» **Exercise directions**
Return the lines where the word "this" occurs.

***

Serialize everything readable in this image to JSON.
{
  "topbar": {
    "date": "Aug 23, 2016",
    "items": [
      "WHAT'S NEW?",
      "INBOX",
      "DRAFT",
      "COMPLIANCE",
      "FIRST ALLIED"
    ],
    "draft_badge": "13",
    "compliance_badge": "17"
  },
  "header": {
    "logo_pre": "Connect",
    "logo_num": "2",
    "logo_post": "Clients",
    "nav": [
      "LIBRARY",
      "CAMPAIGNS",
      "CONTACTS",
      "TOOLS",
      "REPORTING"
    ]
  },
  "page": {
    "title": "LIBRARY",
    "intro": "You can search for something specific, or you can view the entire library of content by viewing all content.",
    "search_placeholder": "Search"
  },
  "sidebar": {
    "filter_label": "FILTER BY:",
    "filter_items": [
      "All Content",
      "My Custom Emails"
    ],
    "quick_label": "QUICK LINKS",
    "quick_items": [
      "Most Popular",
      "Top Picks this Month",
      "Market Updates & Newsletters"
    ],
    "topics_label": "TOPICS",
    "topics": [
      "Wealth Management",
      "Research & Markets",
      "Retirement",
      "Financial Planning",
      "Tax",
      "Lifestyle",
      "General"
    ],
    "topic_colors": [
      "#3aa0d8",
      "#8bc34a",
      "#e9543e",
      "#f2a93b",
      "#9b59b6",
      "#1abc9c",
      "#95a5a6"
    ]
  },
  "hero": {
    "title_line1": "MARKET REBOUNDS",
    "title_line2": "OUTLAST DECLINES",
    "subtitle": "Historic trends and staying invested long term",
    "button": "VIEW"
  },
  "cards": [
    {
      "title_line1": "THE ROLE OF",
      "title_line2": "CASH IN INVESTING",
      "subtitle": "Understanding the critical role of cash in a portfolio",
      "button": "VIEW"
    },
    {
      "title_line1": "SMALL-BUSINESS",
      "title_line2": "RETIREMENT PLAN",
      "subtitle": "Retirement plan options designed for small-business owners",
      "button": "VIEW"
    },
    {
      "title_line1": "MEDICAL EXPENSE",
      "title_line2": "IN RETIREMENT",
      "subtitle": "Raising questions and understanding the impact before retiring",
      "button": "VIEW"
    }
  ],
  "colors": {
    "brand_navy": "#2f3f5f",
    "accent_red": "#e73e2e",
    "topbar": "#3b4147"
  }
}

***

» **Output of the exercise**
Serialize everything readable in this image to JSON.
      "Top Picks this Month",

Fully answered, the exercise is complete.